### EXTRACTED TEXT
══════════════════════════════

Even in dual career families men remain the primary breadwinner. When a father has the desire to spend more time with his children, work is reluctant to give him necessary time flexibility. Taking time to be with kids is discouraged and viewed as compromising his work commitment.

When men do contribute to child care at home, studies have found that mothers do not value their husband’s contribution enough.

A father helps to put children to sleep, make sandwiches for lunch, or give kids a bath. But his wife is not likely to value that contribution as much as he does.

Therefore, men have both stresses at work and at home.

Work-related stress varies between industries and choosing a corporate culture supporting fathers can be done prior to accepting a job.

The home stress results from the expectations related to the primary family roles. With father as primary breadwinner, mother often assumes the role of primary caregiver. This includes the physical and emotional care of the children and most often the upkeep of the household as well.

══════════════════════════════

### INFORMATION SHOWN

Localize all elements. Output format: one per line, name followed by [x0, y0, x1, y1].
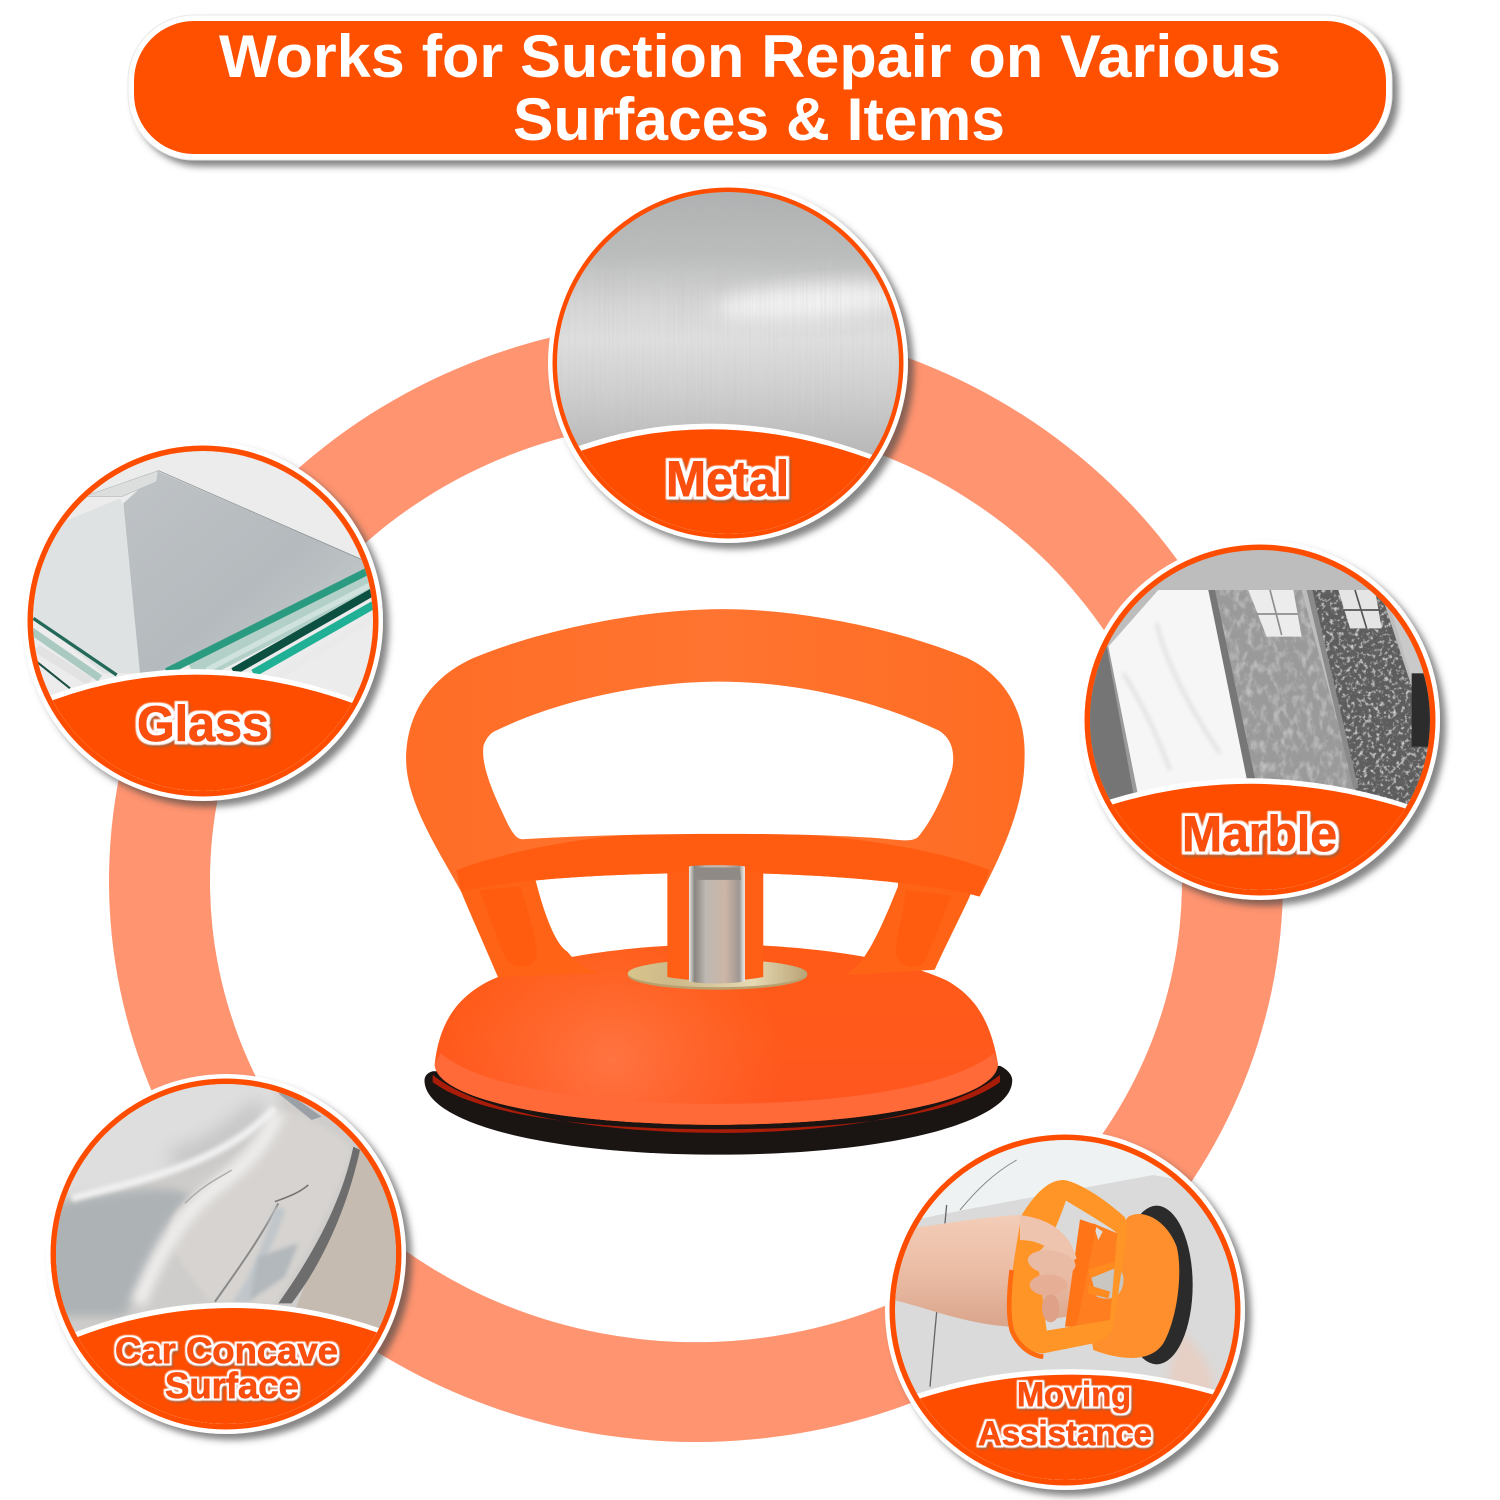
label: Moving Assistance: Assistance: [978, 1415, 1152, 1453]
panel: car concave surface: [38, 1070, 415, 1440]
panel: marble: [1080, 540, 1450, 910]
label: Moving Assistance: Moving: [1017, 1376, 1131, 1414]
title banner: Surfaces & Items: [513, 86, 1005, 153]
panel: metal: [540, 180, 920, 560]
label: Glass: Glass: [137, 696, 269, 752]
title banner: Works for Suction Repair on Various: [219, 23, 1281, 90]
label: Car Concave Surface: [115, 1330, 338, 1406]
title banner: [128, 15, 1392, 160]
label: Car Concave Surface: Surface: [165, 1365, 299, 1406]
label: Marble: Marble: [1182, 806, 1337, 862]
background ring: [109, 320, 1283, 1442]
label: Car Concave Surface: Car Concave: [115, 1330, 338, 1371]
panel: glass: [20, 440, 390, 810]
label: Metal: Metal: [666, 451, 789, 507]
suction cup dent puller: [406, 609, 1025, 1155]
panel: moving assistance: [880, 1130, 1250, 1500]
label: Moving Assistance: [978, 1376, 1152, 1453]
handle legs: [453, 868, 980, 977]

══════════════════════════════

### PROBLEM SET
a) In the text about fathers' stress, what role does the mother often take on when the father is the primary breadwinner?
b) Lay out the part of the rows that opens with the line containing "label: Moving Assistance: Assistance: [978, 1415, 1152, 1453]" and closes with the line containing "label: Car Concave Surface: [115, 1330, 338, 1406]" as a JSON list of strings, with one string per line and blank lines left out.

### IN RESPONSE
a) The role of primary caregiver.

b)
[
  "label: Moving Assistance: Assistance: [978, 1415, 1152, 1453]",
  "panel: car concave surface: [38, 1070, 415, 1440]",
  "panel: marble: [1080, 540, 1450, 910]",
  "label: Moving Assistance: Moving: [1017, 1376, 1131, 1414]",
  "title banner: Surfaces & Items: [513, 86, 1005, 153]",
  "panel: metal: [540, 180, 920, 560]",
  "label: Glass: Glass: [137, 696, 269, 752]",
  "title banner: Works for Suction Repair on Various: [219, 23, 1281, 90]",
  "label: Car Concave Surface: [115, 1330, 338, 1406]"
]